Stated problem. Set out every line bearing the string "mandi".

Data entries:
[Start]

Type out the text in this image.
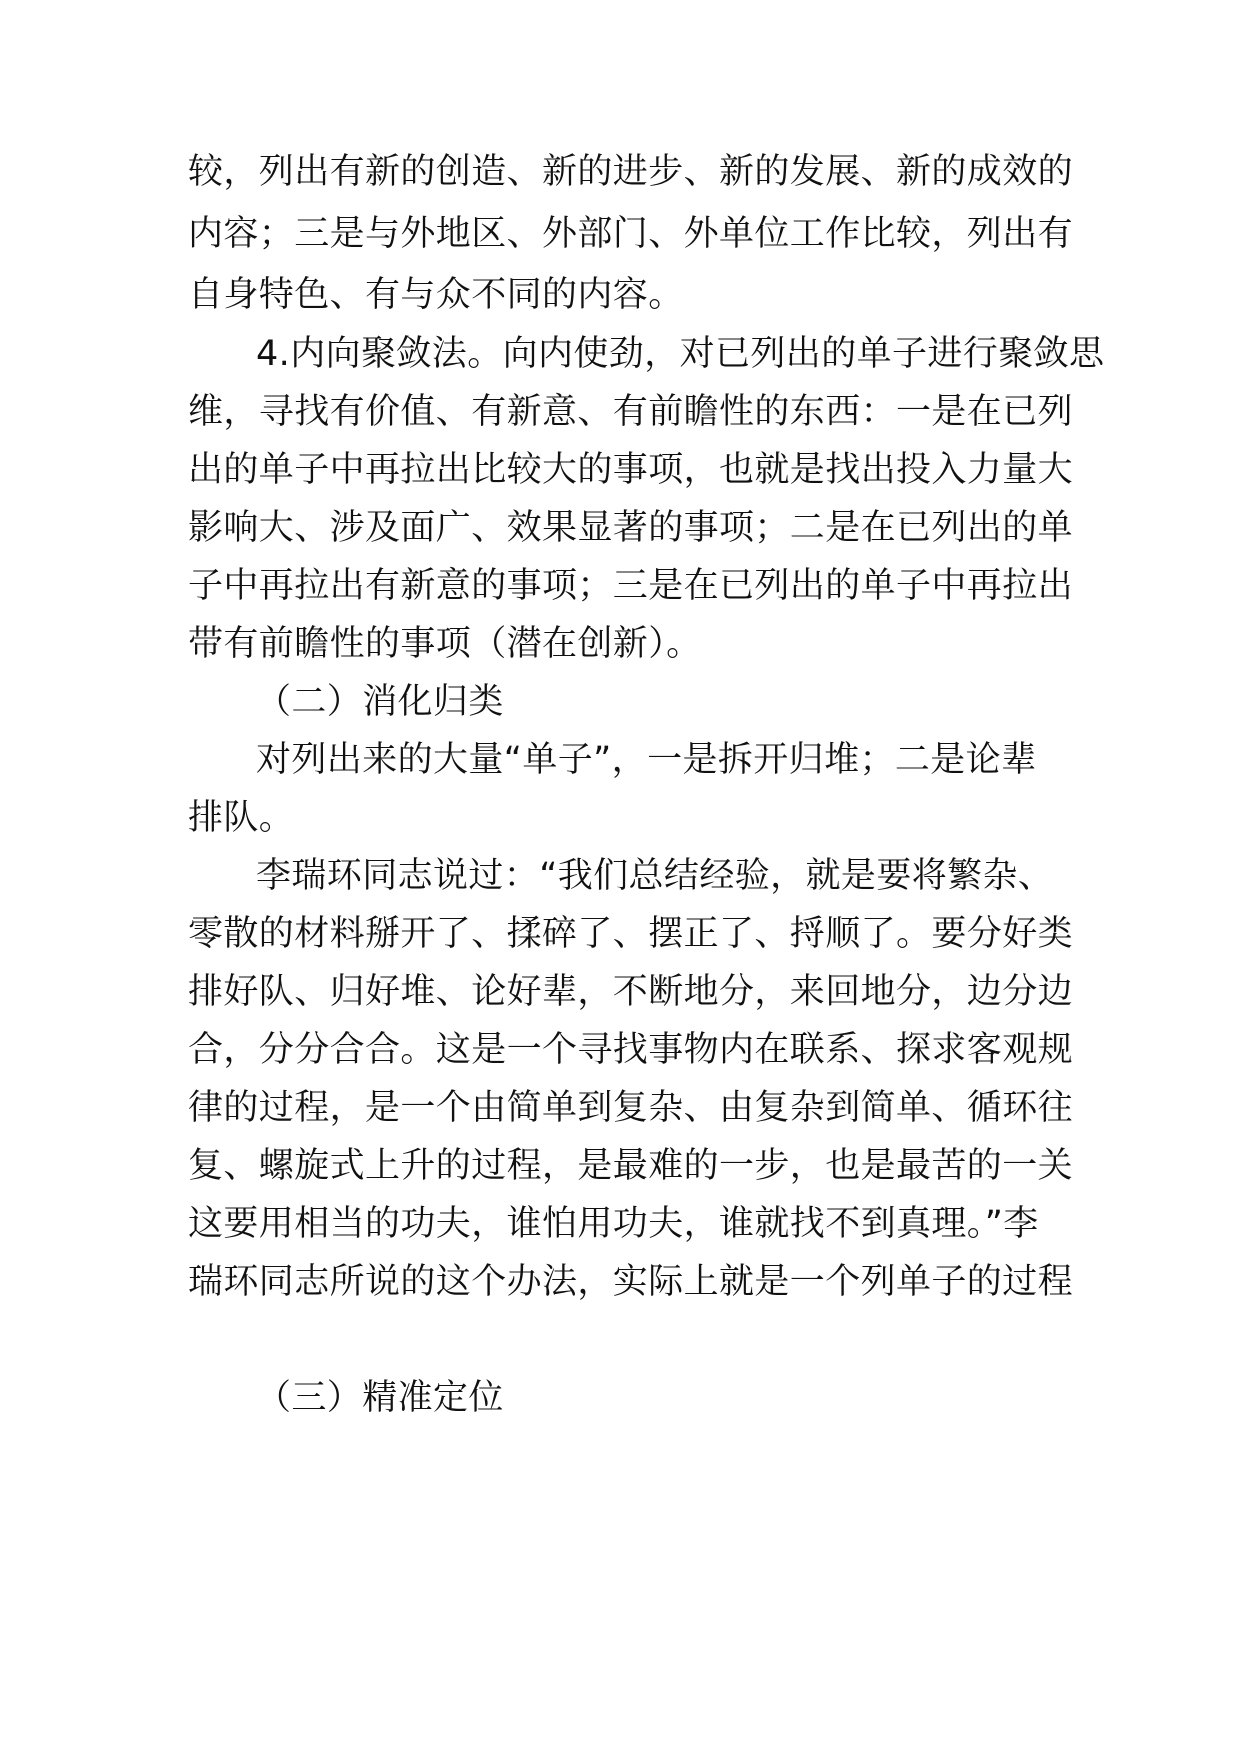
较，列出有新的创造、新的进步、新的发展、新的成效的
内容；三是与外地区、外部门、外单位工作比较，列出有
自身特色、有与众不同的内容。
4.内向聚敛法。向内使劲，对已列出的单子进行聚敛思
维，寻找有价值、有新意、有前瞻性的东西：一是在已列
出的单子中再拉出比较大的事项，也就是找出投入力量大
影响大、涉及面广、效果显著的事项；二是在已列出的单
子中再拉出有新意的事项；三是在已列出的单子中再拉出
带有前瞻性的事项（潜在创新）。
（二）消化归类
对列出来的大量“单子”，一是拆开归堆；二是论辈
排队。
李瑞环同志说过：“我们总结经验，就是要将繁杂、
零散的材料掰开了、揉碎了、摆正了、捋顺了。要分好类
排好队、归好堆、论好辈，不断地分，来回地分，边分边
合，分分合合。这是一个寻找事物内在联系、探求客观规
律的过程，是一个由简单到复杂、由复杂到简单、循环往
复、螺旋式上升的过程，是最难的一步，也是最苦的一关
这要用相当的功夫，谁怕用功夫，谁就找不到真理。”李
瑞环同志所说的这个办法，实际上就是一个列单子的过程
（三）精准定位
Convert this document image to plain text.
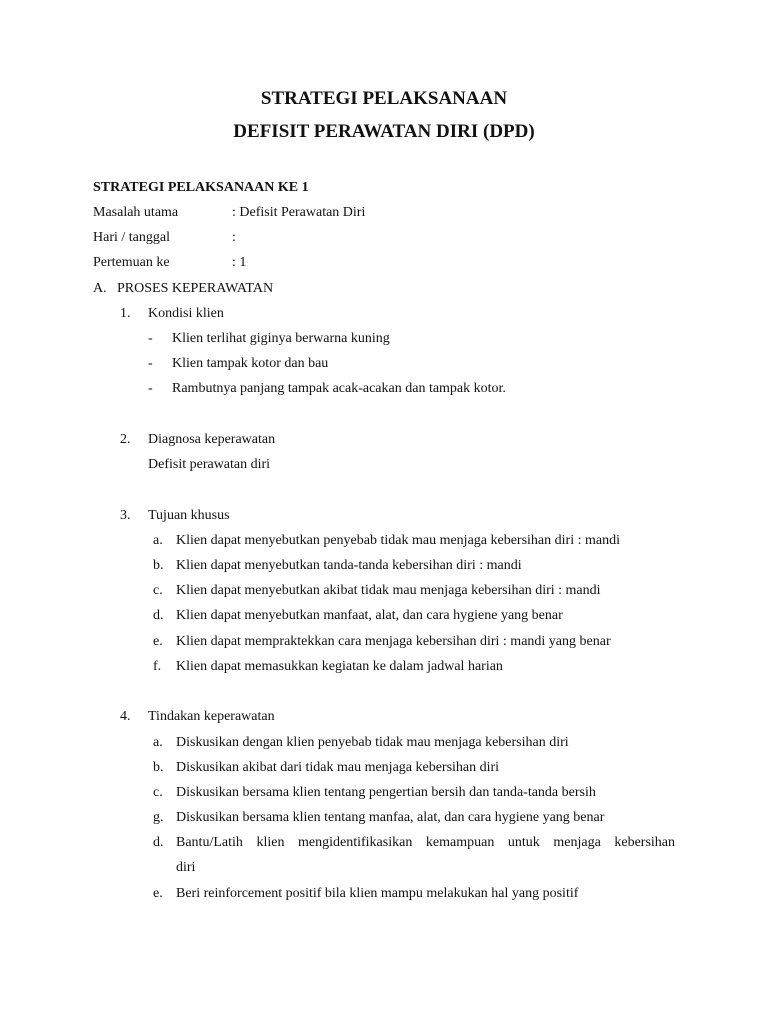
STRATEGI PELAKSANAAN
DEFISIT PERAWATAN DIRI (DPD)
STRATEGI PELAKSANAAN KE 1
Masalah utama	: Defisit Perawatan Diri
Hari / tanggal	:
Pertemuan ke	: 1
A. PROSES KEPERAWATAN
1. Kondisi klien
- Klien terlihat giginya berwarna kuning
- Klien tampak kotor dan bau
- Rambutnya panjang tampak acak-acakan dan tampak kotor.
2. Diagnosa keperawatan
Defisit perawatan diri
3. Tujuan khusus
a. Klien dapat menyebutkan penyebab tidak mau menjaga kebersihan diri : mandi
b. Klien dapat menyebutkan tanda-tanda kebersihan diri : mandi
c. Klien dapat menyebutkan akibat tidak mau menjaga kebersihan diri : mandi
d. Klien dapat menyebutkan manfaat, alat, dan cara hygiene yang benar
e. Klien dapat mempraktekkan cara menjaga kebersihan diri : mandi yang benar
f. Klien dapat memasukkan kegiatan ke dalam jadwal harian
4. Tindakan keperawatan
a. Diskusikan dengan klien penyebab tidak mau menjaga kebersihan diri
b. Diskusikan akibat dari tidak mau menjaga kebersihan diri
c. Diskusikan bersama klien tentang pengertian bersih dan tanda-tanda bersih
g. Diskusikan bersama klien tentang manfaa, alat, dan cara hygiene yang benar
d. Bantu/Latih klien mengidentifikasikan kemampuan untuk menjaga kebersihan
diri
e. Beri reinforcement positif bila klien mampu melakukan hal yang positif
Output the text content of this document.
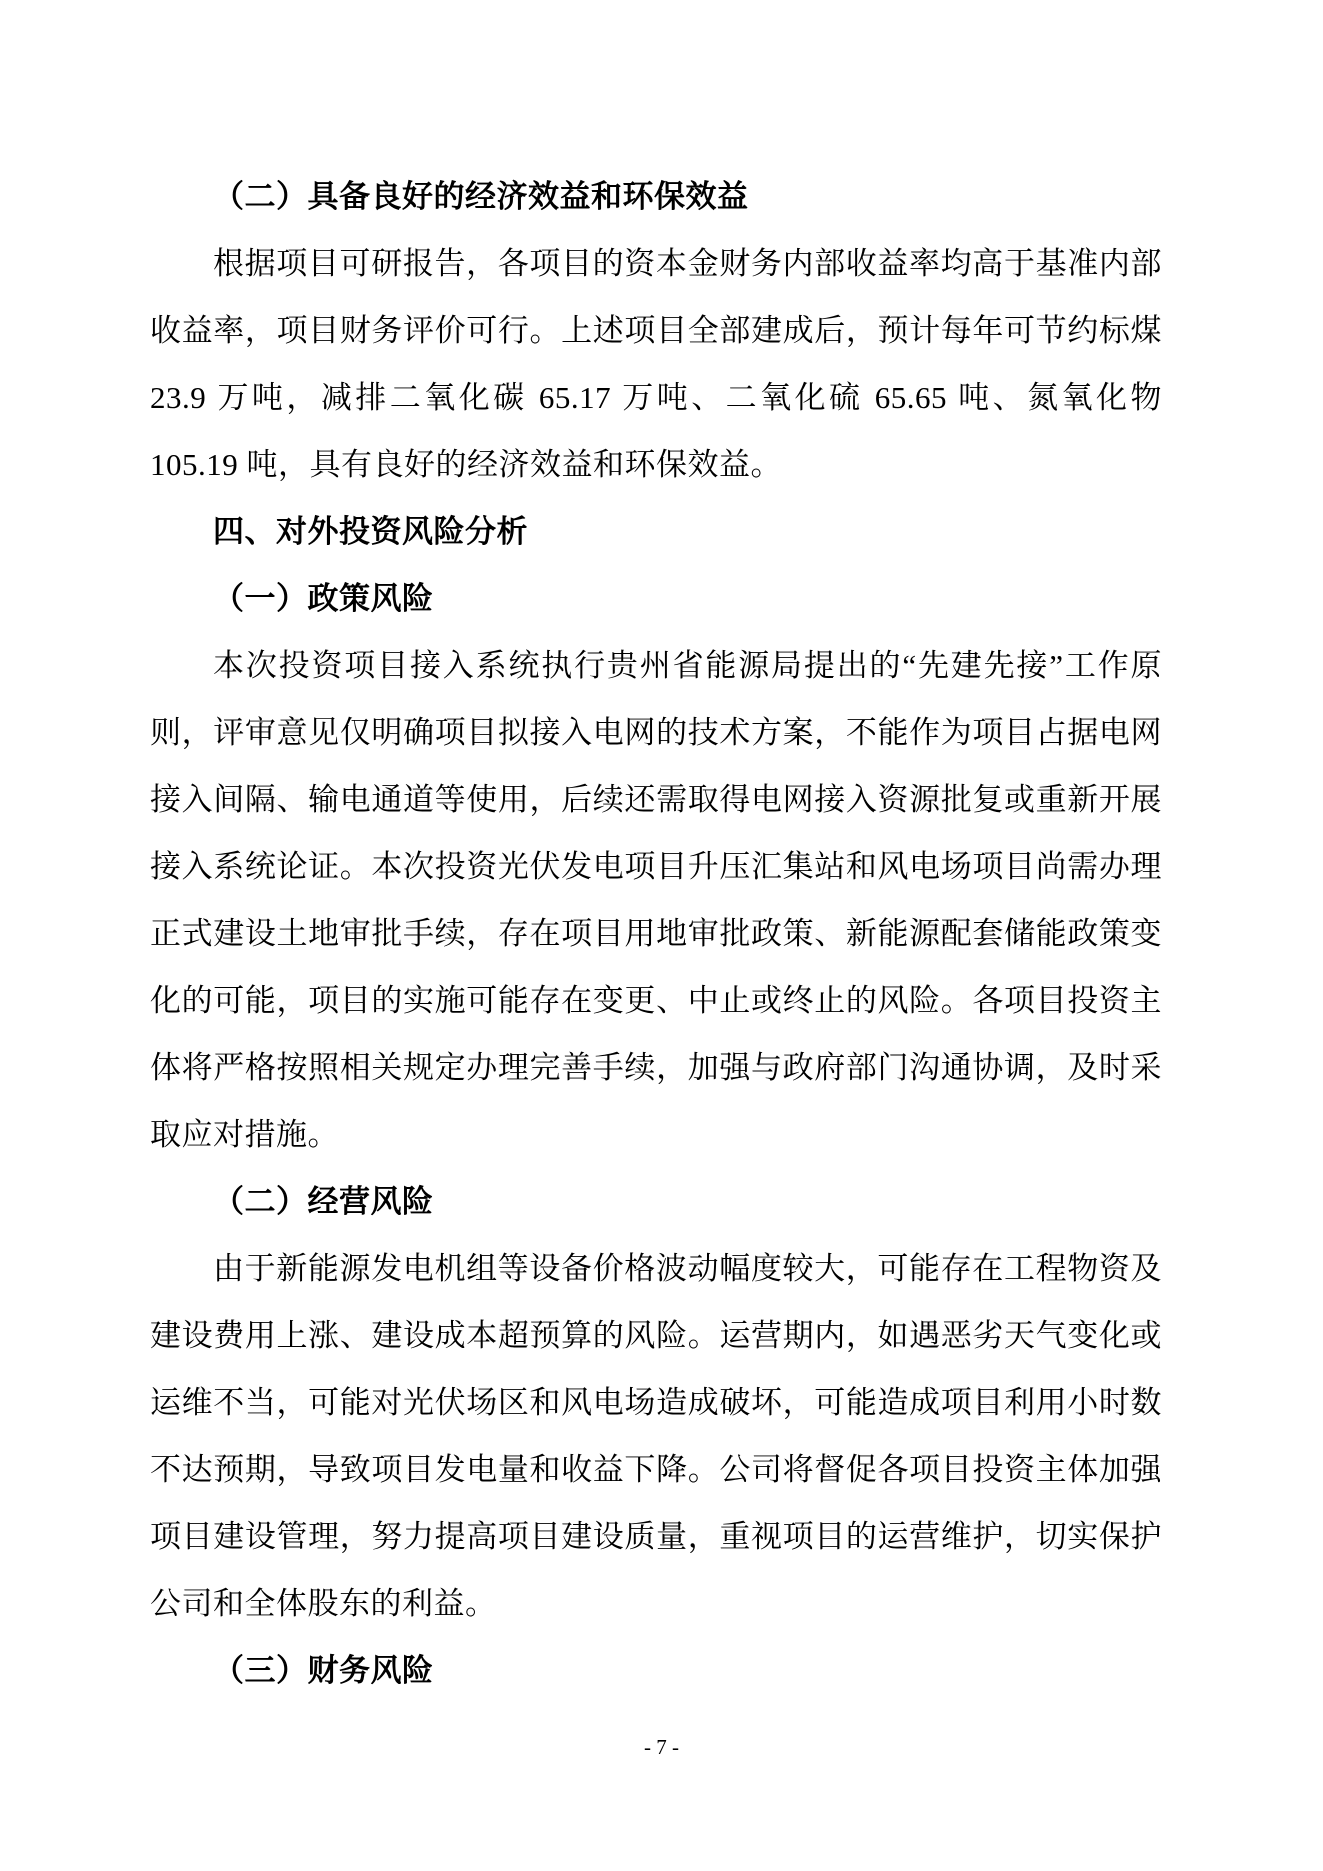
（二）具备良好的经济效益和环保效益

根据项目可研报告，各项目的资本金财务内部收益率均高于基准内部收益率，项目财务评价可行。上述项目全部建成后，预计每年可节约标煤 23.9 万吨，减排二氧化碳 65.17 万吨、二氧化硫 65.65 吨、氮氧化物 105.19 吨，具有良好的经济效益和环保效益。

四、对外投资风险分析
（一）政策风险

本次投资项目接入系统执行贵州省能源局提出的“先建先接”工作原则，评审意见仅明确项目拟接入电网的技术方案，不能作为项目占据电网接入间隔、输电通道等使用，后续还需取得电网接入资源批复或重新开展接入系统论证。本次投资光伏发电项目升压汇集站和风电场项目尚需办理正式建设土地审批手续，存在项目用地审批政策、新能源配套储能政策变化的可能，项目的实施可能存在变更、中止或终止的风险。各项目投资主体将严格按照相关规定办理完善手续，加强与政府部门沟通协调，及时采取应对措施。

（二）经营风险

由于新能源发电机组等设备价格波动幅度较大，可能存在工程物资及建设费用上涨、建设成本超预算的风险。运营期内，如遇恶劣天气变化或运维不当，可能对光伏场区和风电场造成破坏，可能造成项目利用小时数不达预期，导致项目发电量和收益下降。公司将督促各项目投资主体加强项目建设管理，努力提高项目建设质量，重视项目的运营维护，切实保护公司和全体股东的利益。

（三）财务风险
- 7 -
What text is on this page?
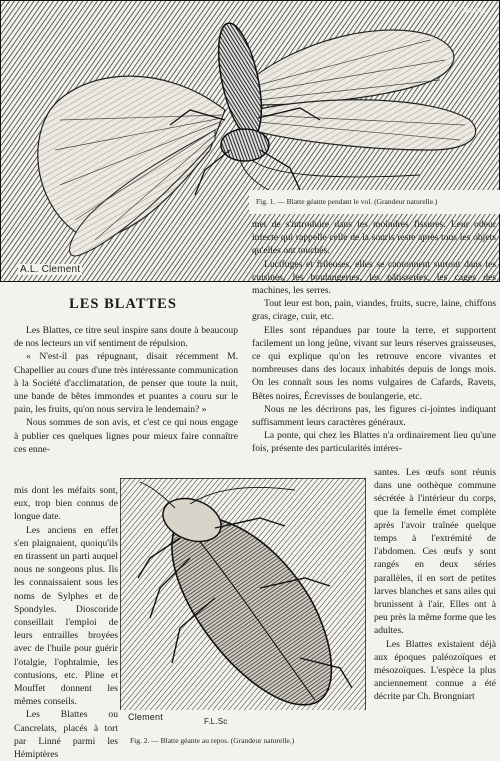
Fig. 1. — Blatte géante pendant le vol. (Grandeur naturelle.)
A.L. Clement
F. Jaeger
LES BLATTES

Les Blattes, ce titre seul inspire sans doute à beaucoup de nos lecteurs un vif sentiment de répulsion.

« N'est-il pas répugnant, disait récemment M. Chapellier au cours d'une très intéressante communication à la Société d'acclimatation, de penser que toute la nuit, une bande de bêtes immondes et puantes a couru sur le pain, les fruits, qu'on nous servira le lendemain? »

Nous sommes de son avis, et c'est ce qui nous engage à publier ces quelques lignes pour mieux faire connaître ces enne-

mis dont les méfaits sont, eux, trop bien connus de longue date.

Les anciens en effet s'en plaignaient, quoiqu'ils en tirassent un parti auquel nous ne songeons plus. Ils les connaissaient sous les noms de Sylphes et de Spondyles. Dioscoride conseillait l'emploi de leurs entrailles broyées avec de l'huile pour guérir l'otalgie, l'ophtalmie, les contusions, etc. Pline et Mouffet donnent les mêmes conseils.

Les Blattes ou Cancrelats, placés à tort par Linné parmi les Hémiptères

met de s'introduire dans les moindres fissures. Leur odeur infecte qui rappelle celle de la souris reste après tous les objets qu'elles ont touchés.

Lucifuges et frileuses, elles se cantonnent surtout dans les cuisines, les boulangeries, les pâtisseries, les cages des machines, les serres.

Tout leur est bon, pain, viandes, fruits, sucre, laine, chiffons gras, cirage, cuir, etc.

Elles sont répandues par toute la terre, et supportent facilement un long jeûne, vivant sur leurs réserves graisseuses, ce qui explique qu'on les retrouve encore vivantes et nombreuses dans des locaux inhabités depuis de longs mois. On les connaît sous les noms vulgaires de Cafards, Ravets, Bêtes noires, Écrevisses de boulangerie, etc.

Nous ne les décrirons pas, les figures ci-jointes indiquant suffisamment leurs caractères généraux.

La ponte, qui chez les Blattes n'a ordinairement lieu qu'une fois, présente des particularités intéres-

santes. Les œufs sont réunis dans une oothèque commune sécrétée à l'intérieur du corps, que la femelle émet complète après l'avoir traînée quelque temps à l'extrémité de l'abdomen. Ces œufs y sont rangés en deux séries parallèles, il en sort de petites larves blanches et sans ailes qui brunissent à l'air. Elles ont à peu près la même forme que les adultes.

Les Blattes existaient déjà aux époques paléozoïques et mésozoïques. L'espèce la plus anciennement connue a été décrite par Ch. Brongniart

Clement	F.L.Sc
Fig. 2. — Blatte géante au repos. (Grandeur naturelle.)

[End]

Correct answer.
a. Klien dapat menyebutkan penyebab tidak mau menjaga kebersihan diri : mandi
b. Klien dapat menyebutkan tanda-tanda kebersihan diri : mandi
c. Klien dapat menyebutkan akibat tidak mau menjaga kebersihan diri : mandi
e. Klien dapat mempraktekkan cara menjaga kebersihan diri : mandi yang benar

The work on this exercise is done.